= STATED TASK =
Look for the string "Information" in every line, and copy each line that has it.

**********

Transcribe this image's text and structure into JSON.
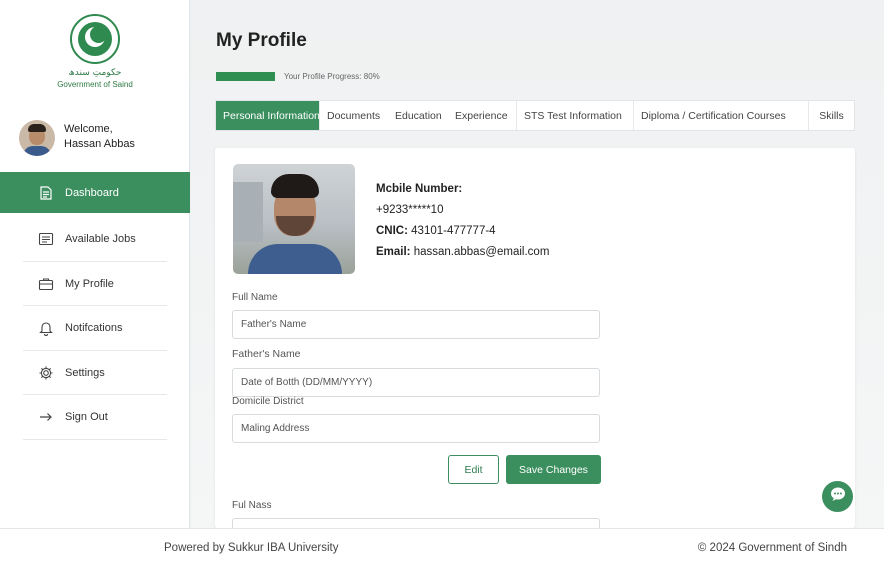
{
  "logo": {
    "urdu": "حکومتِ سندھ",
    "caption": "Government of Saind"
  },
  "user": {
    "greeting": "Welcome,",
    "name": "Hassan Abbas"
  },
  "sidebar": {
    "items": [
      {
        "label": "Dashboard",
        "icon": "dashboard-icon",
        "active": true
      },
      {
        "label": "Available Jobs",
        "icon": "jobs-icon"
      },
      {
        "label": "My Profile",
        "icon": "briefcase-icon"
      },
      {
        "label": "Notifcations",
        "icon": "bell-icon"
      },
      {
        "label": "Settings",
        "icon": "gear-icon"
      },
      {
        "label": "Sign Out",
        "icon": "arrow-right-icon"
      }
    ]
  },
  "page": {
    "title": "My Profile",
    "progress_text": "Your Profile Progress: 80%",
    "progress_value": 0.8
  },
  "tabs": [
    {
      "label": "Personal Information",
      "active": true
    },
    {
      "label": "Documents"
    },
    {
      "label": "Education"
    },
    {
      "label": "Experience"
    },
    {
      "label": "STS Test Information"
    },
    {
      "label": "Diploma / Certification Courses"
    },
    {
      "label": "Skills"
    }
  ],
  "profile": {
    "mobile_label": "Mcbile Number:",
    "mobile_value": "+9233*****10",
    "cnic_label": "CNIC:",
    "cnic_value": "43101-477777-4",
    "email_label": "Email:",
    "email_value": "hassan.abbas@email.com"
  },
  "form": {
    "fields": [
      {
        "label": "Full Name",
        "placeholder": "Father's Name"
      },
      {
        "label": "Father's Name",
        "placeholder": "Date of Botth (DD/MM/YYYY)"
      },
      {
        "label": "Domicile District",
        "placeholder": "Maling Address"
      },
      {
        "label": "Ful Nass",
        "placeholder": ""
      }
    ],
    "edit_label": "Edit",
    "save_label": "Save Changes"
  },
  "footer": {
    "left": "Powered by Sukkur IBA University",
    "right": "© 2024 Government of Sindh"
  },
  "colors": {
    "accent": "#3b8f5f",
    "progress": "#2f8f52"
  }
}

**********

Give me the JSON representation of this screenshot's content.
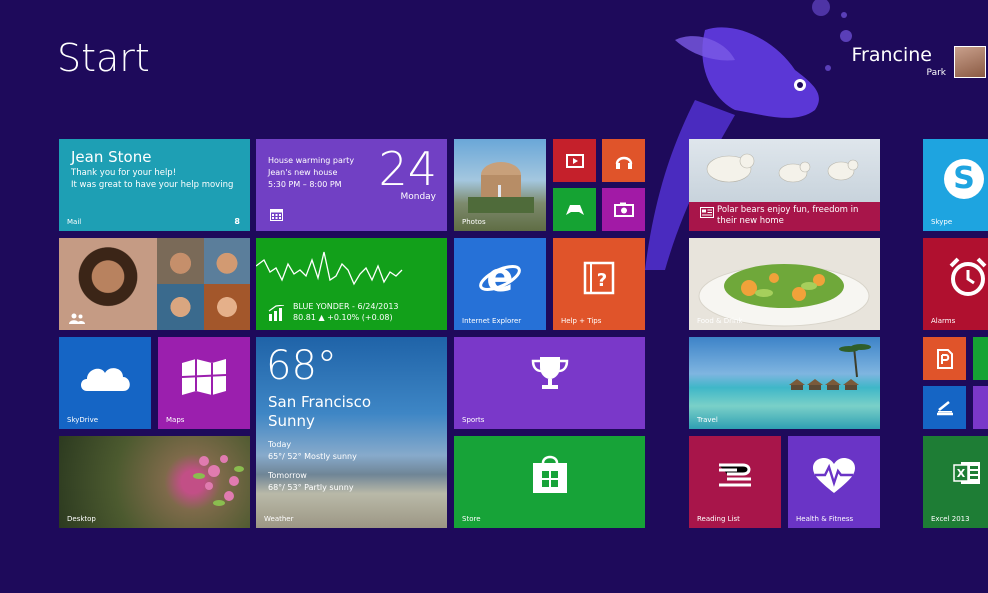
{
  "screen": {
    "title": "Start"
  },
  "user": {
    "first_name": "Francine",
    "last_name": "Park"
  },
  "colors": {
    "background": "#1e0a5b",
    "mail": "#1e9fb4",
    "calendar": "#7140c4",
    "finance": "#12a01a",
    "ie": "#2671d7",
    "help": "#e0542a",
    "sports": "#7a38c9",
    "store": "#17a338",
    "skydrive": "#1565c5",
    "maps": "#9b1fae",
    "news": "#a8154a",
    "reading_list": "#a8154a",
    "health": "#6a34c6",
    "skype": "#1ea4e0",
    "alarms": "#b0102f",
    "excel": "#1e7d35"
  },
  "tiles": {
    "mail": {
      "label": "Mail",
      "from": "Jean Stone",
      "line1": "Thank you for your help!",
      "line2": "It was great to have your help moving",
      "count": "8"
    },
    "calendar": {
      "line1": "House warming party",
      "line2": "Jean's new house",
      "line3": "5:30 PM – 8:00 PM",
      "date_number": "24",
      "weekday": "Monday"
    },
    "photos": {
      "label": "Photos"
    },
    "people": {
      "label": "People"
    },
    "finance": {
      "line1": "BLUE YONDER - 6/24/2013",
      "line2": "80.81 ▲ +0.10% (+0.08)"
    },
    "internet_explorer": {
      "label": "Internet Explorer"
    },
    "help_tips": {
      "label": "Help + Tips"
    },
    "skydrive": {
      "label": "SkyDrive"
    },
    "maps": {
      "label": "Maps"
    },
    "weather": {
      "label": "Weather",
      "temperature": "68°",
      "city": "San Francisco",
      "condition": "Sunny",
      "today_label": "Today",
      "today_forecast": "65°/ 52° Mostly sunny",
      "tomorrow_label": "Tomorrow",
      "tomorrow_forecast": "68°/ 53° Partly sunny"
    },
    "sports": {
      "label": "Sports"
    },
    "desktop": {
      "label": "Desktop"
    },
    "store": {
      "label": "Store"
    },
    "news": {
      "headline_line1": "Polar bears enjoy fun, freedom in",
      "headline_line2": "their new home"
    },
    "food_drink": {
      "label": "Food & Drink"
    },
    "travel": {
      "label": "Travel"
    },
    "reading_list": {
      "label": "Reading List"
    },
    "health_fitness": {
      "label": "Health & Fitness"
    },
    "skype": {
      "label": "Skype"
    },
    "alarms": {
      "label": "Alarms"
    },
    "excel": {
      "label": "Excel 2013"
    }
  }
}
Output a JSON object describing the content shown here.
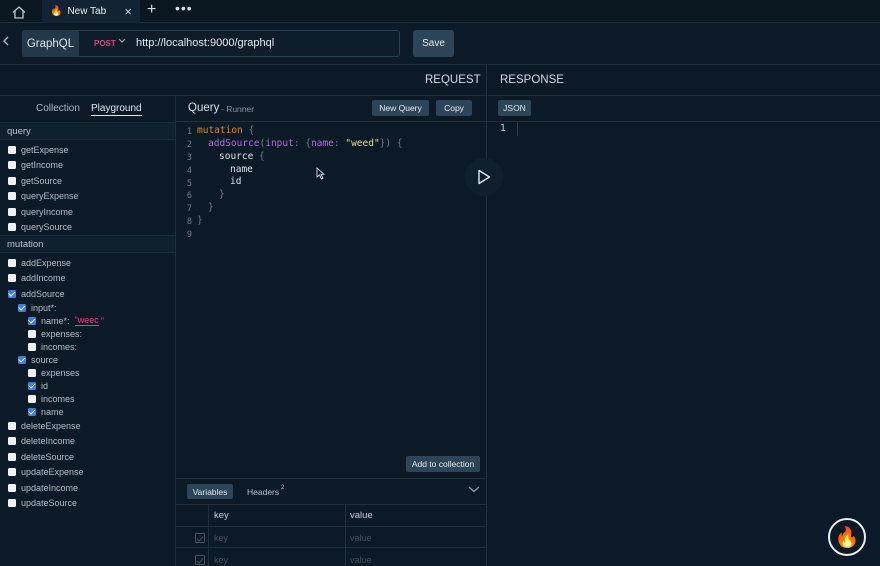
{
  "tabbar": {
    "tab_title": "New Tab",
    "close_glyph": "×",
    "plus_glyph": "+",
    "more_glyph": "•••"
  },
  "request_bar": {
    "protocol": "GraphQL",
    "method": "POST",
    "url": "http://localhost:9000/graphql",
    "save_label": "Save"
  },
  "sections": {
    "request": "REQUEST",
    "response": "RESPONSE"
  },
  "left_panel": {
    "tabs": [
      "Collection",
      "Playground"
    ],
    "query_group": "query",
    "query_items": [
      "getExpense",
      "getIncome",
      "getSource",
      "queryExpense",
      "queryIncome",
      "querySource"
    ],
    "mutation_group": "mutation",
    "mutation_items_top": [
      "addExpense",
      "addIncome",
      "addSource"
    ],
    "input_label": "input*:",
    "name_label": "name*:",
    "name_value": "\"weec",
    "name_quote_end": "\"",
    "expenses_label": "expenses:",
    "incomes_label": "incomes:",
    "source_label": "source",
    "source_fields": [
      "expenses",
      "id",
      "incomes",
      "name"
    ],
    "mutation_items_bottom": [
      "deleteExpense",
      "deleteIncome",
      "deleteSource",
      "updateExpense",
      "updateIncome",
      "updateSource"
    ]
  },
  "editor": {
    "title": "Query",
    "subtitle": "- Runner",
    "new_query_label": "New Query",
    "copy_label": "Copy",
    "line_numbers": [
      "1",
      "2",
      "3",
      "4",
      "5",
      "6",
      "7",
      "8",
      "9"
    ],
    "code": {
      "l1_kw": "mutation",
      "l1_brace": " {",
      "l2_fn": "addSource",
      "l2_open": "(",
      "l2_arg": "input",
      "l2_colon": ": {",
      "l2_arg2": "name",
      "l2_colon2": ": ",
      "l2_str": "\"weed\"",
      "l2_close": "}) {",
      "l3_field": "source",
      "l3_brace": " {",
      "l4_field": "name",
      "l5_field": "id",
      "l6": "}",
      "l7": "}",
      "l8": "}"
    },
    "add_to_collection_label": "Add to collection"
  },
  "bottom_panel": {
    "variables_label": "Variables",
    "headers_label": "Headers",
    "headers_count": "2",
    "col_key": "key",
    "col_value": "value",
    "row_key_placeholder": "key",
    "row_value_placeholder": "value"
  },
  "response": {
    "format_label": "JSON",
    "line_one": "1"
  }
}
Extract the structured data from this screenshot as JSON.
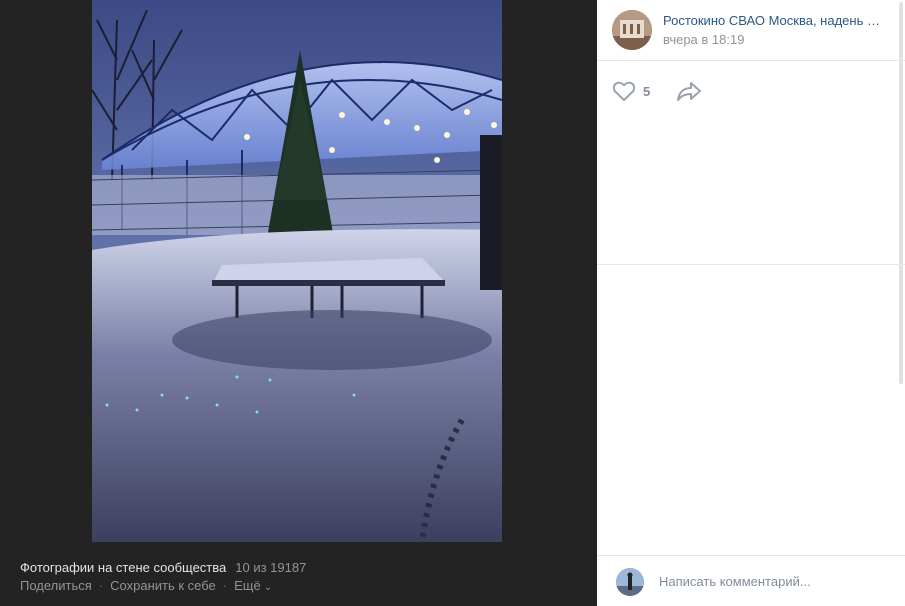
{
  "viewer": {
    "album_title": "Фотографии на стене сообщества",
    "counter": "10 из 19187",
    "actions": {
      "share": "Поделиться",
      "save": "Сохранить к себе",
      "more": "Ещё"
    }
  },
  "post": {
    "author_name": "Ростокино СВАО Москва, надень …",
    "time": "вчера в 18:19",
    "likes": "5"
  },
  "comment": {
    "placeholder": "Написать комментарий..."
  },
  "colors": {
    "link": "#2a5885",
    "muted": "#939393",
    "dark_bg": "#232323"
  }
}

**********

= OUTPUT OF THE TASK =
      "label": "Personal Information",
      "label": "STS Test Information"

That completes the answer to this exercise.